● Exercise instructions:
[A] In the Cayman GTS review, rewrite the paragraph that begins "In the case of the Cayman GTS" as a short bulleted list that keeps its main facts.
[B] Using the Cayman GTS review, mark each statement yes or no, and quote the exact words of the text that decide it:
(i) The Cayman S produces 350hp.
(ii) The PDK dual-clutch transmission comes standard on the Cayman GTS.
(iii) With the PDK transmission, the Cayman GTS weighs more than the 911 Carrera.

David Haueter test drives the Porsche 718 Cayman GTS…

Photo: David Haueter

Porsche currently offers three different 718 Cayman models in their lineup, from the 300hp base model to the 365hp GTS, with the 350hp Cayman S slotted neatly in between the two.

As the top-of-the-line Cayman, the Cayman GTS delivers performance that is on par with the more expensive 911 Carrera model and can effortlessly change roles between everyday road car and track day use.

Porsche uses the GTS moniker to identify models that are more sporting both mechanically and visually than lower-level models.

In the case of the Cayman GTS, it has 15hp more than the Cayman S, thanks to a revised intake manifold and a larger turbo compressor that allows for more turbo boost. It also comes standard with the Sport exhaust, Porsche Active Suspension Management (PASM) and a limited slip differential.

Photo: David Haueter

Visually, the GTS is distinguished by black accents, larger air intakes and 20” Carrera S wheels on the outside and alcantara trim and Sport Plus seats on the inside. A 6-speed manual is still offered, which is becoming harder to find, with the PDK dual-clutch transmission optional.

All of the Cayman models are attractive, but the GTS is especially so as the larger wheels and black accents give it more street presence, especially when combined with the Racing Yellow paint on our test car. I love the size of the Cayman.

It’s big enough to feel substantial and be comfortable enough to take on a long highway drive, but it’s small enough to feel like you’re a part of the car when you’re in the seat. It is a bit tight in the legroom area for me at 6’5” but it’s not uncomfortable.

Photo: David Haueter

Options on our test car included the PDK transmission ($3,730) the optional Ceramic Composite Brakes ($7,410) and the PASM Sport Suspension ($290), which lowers the ride height by 20mm and has stiffer springs and roll bars than the standard PASM calibration.

Curb weight on the Cayman GTS comes in at 3,098 pounds with the PDK transmission, which is only 99 lbs. less than the 911 Carrera. 0-60 goes by in 4.1 seconds with PDK and 4.4 seconds with the manual transmission, which is on par with the 911 but also nearly identical to the less expensive Cayman S.

The Cayman GTS may not be a lot faster than the Cayman S, but it’s still a good deal when you consider the standard equipment on the GTS model versus the S.

It also feels more special to drive, with the aggressive appearance and the more upscale interior, along with the more sporting nature that comes with the Sport exhaust and the PASM suspension.

Photo: David Haueter

With 365hp on tap, the Cayman GTS is very fast, but more importantly, the 309 lb-ft of torque comes in at 1,900rpm, which makes the Cayman GTS pull hard off the line and out of corners. The Sport exhaust may be a bit too loud for some as a daily driver, but it certainly raises the sport quotient.

● Excerpted data:
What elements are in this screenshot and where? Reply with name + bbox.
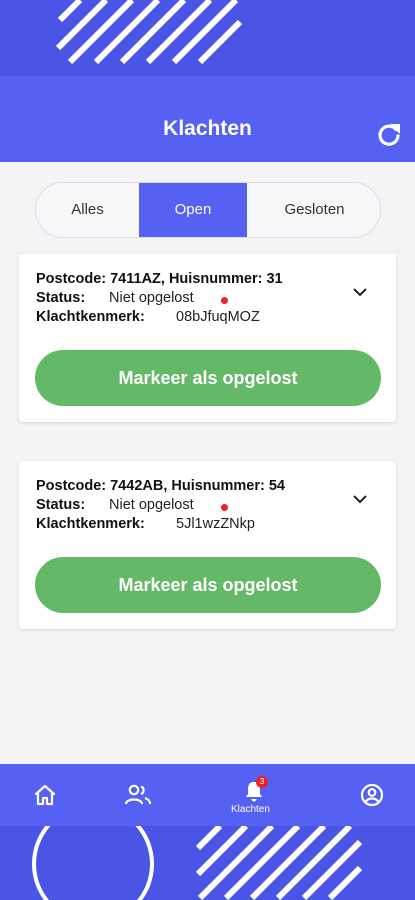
status-dot bbox=[221, 297, 228, 304]
home-icon bbox=[34, 784, 56, 806]
complaint-card: Postcode: 7442AB, Huisnummer: 54 Status:… bbox=[19, 461, 396, 629]
tab-gesloten[interactable]: Gesloten bbox=[247, 183, 380, 237]
main-content: Alles Open Gesloten Postcode: 7411AZ, Hu… bbox=[0, 162, 415, 764]
status-line: Status: Niet opgelost bbox=[36, 290, 194, 306]
mark-resolved-button[interactable]: Markeer als opgelost bbox=[35, 350, 381, 406]
status-label: Status: bbox=[36, 290, 86, 306]
reference-value: 08bJfuqMOZ bbox=[176, 309, 260, 325]
nav-users[interactable] bbox=[112, 764, 162, 826]
status-value: Niet opgelost bbox=[109, 497, 194, 513]
bottom-decoration bbox=[0, 826, 415, 900]
refresh-icon bbox=[378, 124, 400, 146]
reference-label: Klachtkenmerk: bbox=[36, 516, 145, 532]
chevron-down-icon[interactable] bbox=[352, 287, 368, 297]
status-label: Status: bbox=[36, 497, 86, 513]
mark-resolved-button[interactable]: Markeer als opgelost bbox=[35, 557, 381, 613]
status-dot bbox=[221, 504, 228, 511]
tab-open[interactable]: Open bbox=[139, 183, 247, 237]
nav-profile[interactable] bbox=[347, 764, 397, 826]
reference-label: Klachtkenmerk: bbox=[36, 309, 145, 325]
address-line: Postcode: 7411AZ, Huisnummer: 31 bbox=[36, 271, 283, 287]
page-title: Klachten bbox=[163, 117, 252, 140]
complaint-card: Postcode: 7411AZ, Huisnummer: 31 Status:… bbox=[19, 254, 396, 422]
reference-line: Klachtkenmerk: 5Jl1wzZNkp bbox=[36, 516, 255, 532]
tab-alles[interactable]: Alles bbox=[36, 183, 139, 237]
status-filter: Alles Open Gesloten bbox=[35, 182, 381, 238]
profile-icon bbox=[360, 783, 384, 807]
address-line: Postcode: 7442AB, Huisnummer: 54 bbox=[36, 478, 285, 494]
status-value: Niet opgelost bbox=[109, 290, 194, 306]
users-icon bbox=[124, 784, 152, 805]
notification-badge: 3 bbox=[256, 776, 268, 788]
nav-label-klachten: Klachten bbox=[231, 804, 270, 815]
nav-klachten[interactable]: 3 Klachten bbox=[222, 764, 286, 826]
bottom-nav: 3 Klachten bbox=[0, 764, 415, 826]
app-header: Klachten bbox=[0, 76, 415, 162]
top-decoration bbox=[0, 0, 415, 78]
status-line: Status: Niet opgelost bbox=[36, 497, 194, 513]
chevron-down-icon[interactable] bbox=[352, 494, 368, 504]
circle-stripes-decoration bbox=[32, 826, 363, 900]
refresh-button[interactable] bbox=[375, 120, 403, 148]
reference-line: Klachtkenmerk: 08bJfuqMOZ bbox=[36, 309, 260, 325]
nav-home[interactable] bbox=[20, 764, 70, 826]
reference-value: 5Jl1wzZNkp bbox=[176, 516, 255, 532]
stripes-decoration bbox=[55, 0, 243, 65]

● Answers:
[A]
- The Cayman GTS has 15hp more than the Cayman S.
- The extra power comes from a revised intake manifold and a larger turbo compressor that allows more boost.
- Standard equipment includes the Sport exhaust, Porsche Active Suspension Management (PASM) and a limited slip differential.

[B]
(i) Yes: "the 350hp Cayman S slotted neatly in between the two."
(ii) No: "A 6-speed manual is still offered, which is becoming harder to find, with the PDK dual-clutch transmission optional."
(iii) No: "Curb weight on the Cayman GTS comes in at 3,098 pounds with the PDK transmission, which is only 99 lbs. less than the 911 Carrera."